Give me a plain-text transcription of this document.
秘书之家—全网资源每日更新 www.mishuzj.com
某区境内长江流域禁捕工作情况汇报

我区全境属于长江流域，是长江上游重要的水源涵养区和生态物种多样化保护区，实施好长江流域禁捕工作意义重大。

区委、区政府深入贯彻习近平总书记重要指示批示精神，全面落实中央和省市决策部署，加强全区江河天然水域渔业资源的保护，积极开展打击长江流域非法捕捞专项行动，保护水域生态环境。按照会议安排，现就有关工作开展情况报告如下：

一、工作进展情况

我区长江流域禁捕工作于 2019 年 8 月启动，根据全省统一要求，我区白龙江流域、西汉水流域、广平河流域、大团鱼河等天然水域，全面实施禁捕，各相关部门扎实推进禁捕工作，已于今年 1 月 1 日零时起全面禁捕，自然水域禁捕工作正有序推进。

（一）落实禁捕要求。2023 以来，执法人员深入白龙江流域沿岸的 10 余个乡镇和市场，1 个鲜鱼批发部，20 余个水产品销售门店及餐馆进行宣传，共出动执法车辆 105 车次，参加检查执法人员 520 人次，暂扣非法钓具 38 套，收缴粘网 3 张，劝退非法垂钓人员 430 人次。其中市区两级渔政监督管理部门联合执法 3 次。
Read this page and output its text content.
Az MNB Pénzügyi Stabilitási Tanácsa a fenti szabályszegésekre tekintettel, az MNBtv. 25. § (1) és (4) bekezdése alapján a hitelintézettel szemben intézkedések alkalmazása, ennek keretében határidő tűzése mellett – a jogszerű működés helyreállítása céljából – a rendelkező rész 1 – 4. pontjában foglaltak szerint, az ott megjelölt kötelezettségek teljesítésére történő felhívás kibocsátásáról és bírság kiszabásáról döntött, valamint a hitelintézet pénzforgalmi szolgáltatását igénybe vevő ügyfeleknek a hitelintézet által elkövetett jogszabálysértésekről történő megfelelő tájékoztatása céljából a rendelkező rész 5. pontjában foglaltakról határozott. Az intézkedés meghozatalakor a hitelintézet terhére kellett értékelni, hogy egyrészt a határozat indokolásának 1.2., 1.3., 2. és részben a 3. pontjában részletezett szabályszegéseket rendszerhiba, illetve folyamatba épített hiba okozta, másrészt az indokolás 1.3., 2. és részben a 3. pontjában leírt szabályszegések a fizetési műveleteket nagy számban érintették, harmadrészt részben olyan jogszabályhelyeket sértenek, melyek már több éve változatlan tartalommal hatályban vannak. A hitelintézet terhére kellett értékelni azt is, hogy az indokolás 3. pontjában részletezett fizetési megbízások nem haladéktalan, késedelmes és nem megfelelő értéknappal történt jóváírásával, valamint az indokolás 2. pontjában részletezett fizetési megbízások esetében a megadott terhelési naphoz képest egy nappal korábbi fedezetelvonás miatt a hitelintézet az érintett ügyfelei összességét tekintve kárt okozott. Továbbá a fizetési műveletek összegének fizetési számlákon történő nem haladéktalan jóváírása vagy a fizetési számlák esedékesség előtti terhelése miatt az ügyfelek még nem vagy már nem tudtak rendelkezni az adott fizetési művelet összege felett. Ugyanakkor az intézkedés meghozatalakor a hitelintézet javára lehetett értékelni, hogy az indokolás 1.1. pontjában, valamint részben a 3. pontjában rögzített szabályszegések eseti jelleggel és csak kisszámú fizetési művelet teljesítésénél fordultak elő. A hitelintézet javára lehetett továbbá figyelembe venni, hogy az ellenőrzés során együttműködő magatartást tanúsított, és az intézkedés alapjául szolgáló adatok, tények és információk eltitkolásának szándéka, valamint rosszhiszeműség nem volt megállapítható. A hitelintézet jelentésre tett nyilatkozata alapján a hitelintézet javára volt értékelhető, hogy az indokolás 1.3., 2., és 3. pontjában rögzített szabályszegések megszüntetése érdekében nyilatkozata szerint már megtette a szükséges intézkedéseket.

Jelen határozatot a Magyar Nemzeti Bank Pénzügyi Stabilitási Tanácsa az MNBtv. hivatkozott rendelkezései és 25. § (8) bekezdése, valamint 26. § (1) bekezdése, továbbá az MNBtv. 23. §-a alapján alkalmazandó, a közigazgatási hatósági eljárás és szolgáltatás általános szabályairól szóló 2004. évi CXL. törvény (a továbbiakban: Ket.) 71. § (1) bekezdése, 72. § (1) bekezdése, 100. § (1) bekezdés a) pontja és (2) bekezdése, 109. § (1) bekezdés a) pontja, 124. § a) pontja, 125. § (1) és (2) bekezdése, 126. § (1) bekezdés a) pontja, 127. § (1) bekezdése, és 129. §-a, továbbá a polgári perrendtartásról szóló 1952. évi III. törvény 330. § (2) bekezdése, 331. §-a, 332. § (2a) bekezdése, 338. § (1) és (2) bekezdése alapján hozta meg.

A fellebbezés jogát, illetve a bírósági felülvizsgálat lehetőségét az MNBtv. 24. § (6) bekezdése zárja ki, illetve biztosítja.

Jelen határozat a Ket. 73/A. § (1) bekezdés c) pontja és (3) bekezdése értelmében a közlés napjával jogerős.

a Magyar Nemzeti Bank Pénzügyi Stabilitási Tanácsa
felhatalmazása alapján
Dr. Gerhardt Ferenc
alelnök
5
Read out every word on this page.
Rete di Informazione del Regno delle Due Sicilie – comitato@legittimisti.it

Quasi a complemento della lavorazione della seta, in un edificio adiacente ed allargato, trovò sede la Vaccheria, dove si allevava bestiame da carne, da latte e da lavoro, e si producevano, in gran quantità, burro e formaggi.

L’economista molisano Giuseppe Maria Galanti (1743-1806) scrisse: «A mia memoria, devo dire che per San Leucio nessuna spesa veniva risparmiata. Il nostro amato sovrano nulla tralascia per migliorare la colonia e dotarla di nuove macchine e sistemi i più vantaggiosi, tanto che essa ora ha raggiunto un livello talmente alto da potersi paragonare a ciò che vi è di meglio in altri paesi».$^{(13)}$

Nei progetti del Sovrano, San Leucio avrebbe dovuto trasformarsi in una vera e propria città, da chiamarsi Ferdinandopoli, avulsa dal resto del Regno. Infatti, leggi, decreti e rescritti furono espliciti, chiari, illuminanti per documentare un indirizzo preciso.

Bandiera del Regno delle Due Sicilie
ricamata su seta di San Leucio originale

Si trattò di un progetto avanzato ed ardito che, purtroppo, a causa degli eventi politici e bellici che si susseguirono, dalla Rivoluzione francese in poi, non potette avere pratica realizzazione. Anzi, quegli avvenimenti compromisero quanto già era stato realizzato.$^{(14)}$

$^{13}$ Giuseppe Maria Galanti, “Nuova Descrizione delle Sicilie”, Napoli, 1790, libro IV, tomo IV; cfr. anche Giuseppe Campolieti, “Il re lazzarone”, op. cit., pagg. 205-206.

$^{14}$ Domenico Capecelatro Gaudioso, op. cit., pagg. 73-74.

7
━━━━━━━━
Transcribe the data above in full, exactly.

Give me a plain-text transcription of this document.
秘书之家—全网资源每日更新 www.mishuzj.com
某区境内长江流域禁捕工作情况汇报

我区全境属于长江流域，是长江上游重要的水源涵养区和生态物种多样化保护区，实施好长江流域禁捕工作意义重大。

区委、区政府深入贯彻习近平总书记重要指示批示精神，全面落实中央和省市决策部署，加强全区江河天然水域渔业资源的保护，积极开展打击长江流域非法捕捞专项行动，保护水域生态环境。按照会议安排，现就有关工作开展情况报告如下：

一、工作进展情况

我区长江流域禁捕工作于 2019 年 8 月启动，根据全省统一要求，我区白龙江流域、西汉水流域、广平河流域、大团鱼河等天然水域，全面实施禁捕，各相关部门扎实推进禁捕工作，已于今年 1 月 1 日零时起全面禁捕，自然水域禁捕工作正有序推进。

（一）落实禁捕要求。2023 以来，执法人员深入白龙江流域沿岸的 10 余个乡镇和市场，1 个鲜鱼批发部，20 余个水产品销售门店及餐馆进行宣传，共出动执法车辆 105 车次，参加检查执法人员 520 人次，暂扣非法钓具 38 套，收缴粘网 3 张，劝退非法垂钓人员 430 人次。其中市区两级渔政监督管理部门联合执法 3 次。
Read this page and output its text content.
Az MNB Pénzügyi Stabilitási Tanácsa a fenti szabályszegésekre tekintettel, az MNBtv. 25. § (1) és (4) bekezdése alapján a hitelintézettel szemben intézkedések alkalmazása, ennek keretében határidő tűzése mellett – a jogszerű működés helyreállítása céljából – a rendelkező rész 1 – 4. pontjában foglaltak szerint, az ott megjelölt kötelezettségek teljesítésére történő felhívás kibocsátásáról és bírság kiszabásáról döntött, valamint a hitelintézet pénzforgalmi szolgáltatását igénybe vevő ügyfeleknek a hitelintézet által elkövetett jogszabálysértésekről történő megfelelő tájékoztatása céljából a rendelkező rész 5. pontjában foglaltakról határozott. Az intézkedés meghozatalakor a hitelintézet terhére kellett értékelni, hogy egyrészt a határozat indokolásának 1.2., 1.3., 2. és részben a 3. pontjában részletezett szabályszegéseket rendszerhiba, illetve folyamatba épített hiba okozta, másrészt az indokolás 1.3., 2. és részben a 3. pontjában leírt szabályszegések a fizetési műveleteket nagy számban érintették, harmadrészt részben olyan jogszabályhelyeket sértenek, melyek már több éve változatlan tartalommal hatályban vannak. A hitelintézet terhére kellett értékelni azt is, hogy az indokolás 3. pontjában részletezett fizetési megbízások nem haladéktalan, késedelmes és nem megfelelő értéknappal történt jóváírásával, valamint az indokolás 2. pontjában részletezett fizetési megbízások esetében a megadott terhelési naphoz képest egy nappal korábbi fedezetelvonás miatt a hitelintézet az érintett ügyfelei összességét tekintve kárt okozott. Továbbá a fizetési műveletek összegének fizetési számlákon történő nem haladéktalan jóváírása vagy a fizetési számlák esedékesség előtti terhelése miatt az ügyfelek még nem vagy már nem tudtak rendelkezni az adott fizetési művelet összege felett. Ugyanakkor az intézkedés meghozatalakor a hitelintézet javára lehetett értékelni, hogy az indokolás 1.1. pontjában, valamint részben a 3. pontjában rögzített szabályszegések eseti jelleggel és csak kisszámú fizetési művelet teljesítésénél fordultak elő. A hitelintézet javára lehetett továbbá figyelembe venni, hogy az ellenőrzés során együttműködő magatartást tanúsított, és az intézkedés alapjául szolgáló adatok, tények és információk eltitkolásának szándéka, valamint rosszhiszeműség nem volt megállapítható. A hitelintézet jelentésre tett nyilatkozata alapján a hitelintézet javára volt értékelhető, hogy az indokolás 1.3., 2., és 3. pontjában rögzített szabályszegések megszüntetése érdekében nyilatkozata szerint már megtette a szükséges intézkedéseket.

Jelen határozatot a Magyar Nemzeti Bank Pénzügyi Stabilitási Tanácsa az MNBtv. hivatkozott rendelkezései és 25. § (8) bekezdése, valamint 26. § (1) bekezdése, továbbá az MNBtv. 23. §-a alapján alkalmazandó, a közigazgatási hatósági eljárás és szolgáltatás általános szabályairól szóló 2004. évi CXL. törvény (a továbbiakban: Ket.) 71. § (1) bekezdése, 72. § (1) bekezdése, 100. § (1) bekezdés a) pontja és (2) bekezdése, 109. § (1) bekezdés a) pontja, 124. § a) pontja, 125. § (1) és (2) bekezdése, 126. § (1) bekezdés a) pontja, 127. § (1) bekezdése, és 129. §-a, továbbá a polgári perrendtartásról szóló 1952. évi III. törvény 330. § (2) bekezdése, 331. §-a, 332. § (2a) bekezdése, 338. § (1) és (2) bekezdése alapján hozta meg.

A fellebbezés jogát, illetve a bírósági felülvizsgálat lehetőségét az MNBtv. 24. § (6) bekezdése zárja ki, illetve biztosítja.

Jelen határozat a Ket. 73/A. § (1) bekezdés c) pontja és (3) bekezdése értelmében a közlés napjával jogerős.

a Magyar Nemzeti Bank Pénzügyi Stabilitási Tanácsa
felhatalmazása alapján
Dr. Gerhardt Ferenc
alelnök
5
Read out every word on this page.
Rete di Informazione del Regno delle Due Sicilie – comitato@legittimisti.it

Quasi a complemento della lavorazione della seta, in un edificio adiacente ed allargato, trovò sede la Vaccheria, dove si allevava bestiame da carne, da latte e da lavoro, e si producevano, in gran quantità, burro e formaggi.

L’economista molisano Giuseppe Maria Galanti (1743-1806) scrisse: «A mia memoria, devo dire che per San Leucio nessuna spesa veniva risparmiata. Il nostro amato sovrano nulla tralascia per migliorare la colonia e dotarla di nuove macchine e sistemi i più vantaggiosi, tanto che essa ora ha raggiunto un livello talmente alto da potersi paragonare a ciò che vi è di meglio in altri paesi».$^{(13)}$

Nei progetti del Sovrano, San Leucio avrebbe dovuto trasformarsi in una vera e propria città, da chiamarsi Ferdinandopoli, avulsa dal resto del Regno. Infatti, leggi, decreti e rescritti furono espliciti, chiari, illuminanti per documentare un indirizzo preciso.

Bandiera del Regno delle Due Sicilie
ricamata su seta di San Leucio originale

Si trattò di un progetto avanzato ed ardito che, purtroppo, a causa degli eventi politici e bellici che si susseguirono, dalla Rivoluzione francese in poi, non potette avere pratica realizzazione. Anzi, quegli avvenimenti compromisero quanto già era stato realizzato.$^{(14)}$

$^{13}$ Giuseppe Maria Galanti, “Nuova Descrizione delle Sicilie”, Napoli, 1790, libro IV, tomo IV; cfr. anche Giuseppe Campolieti, “Il re lazzarone”, op. cit., pagg. 205-206.

$^{14}$ Domenico Capecelatro Gaudioso, op. cit., pagg. 73-74.

7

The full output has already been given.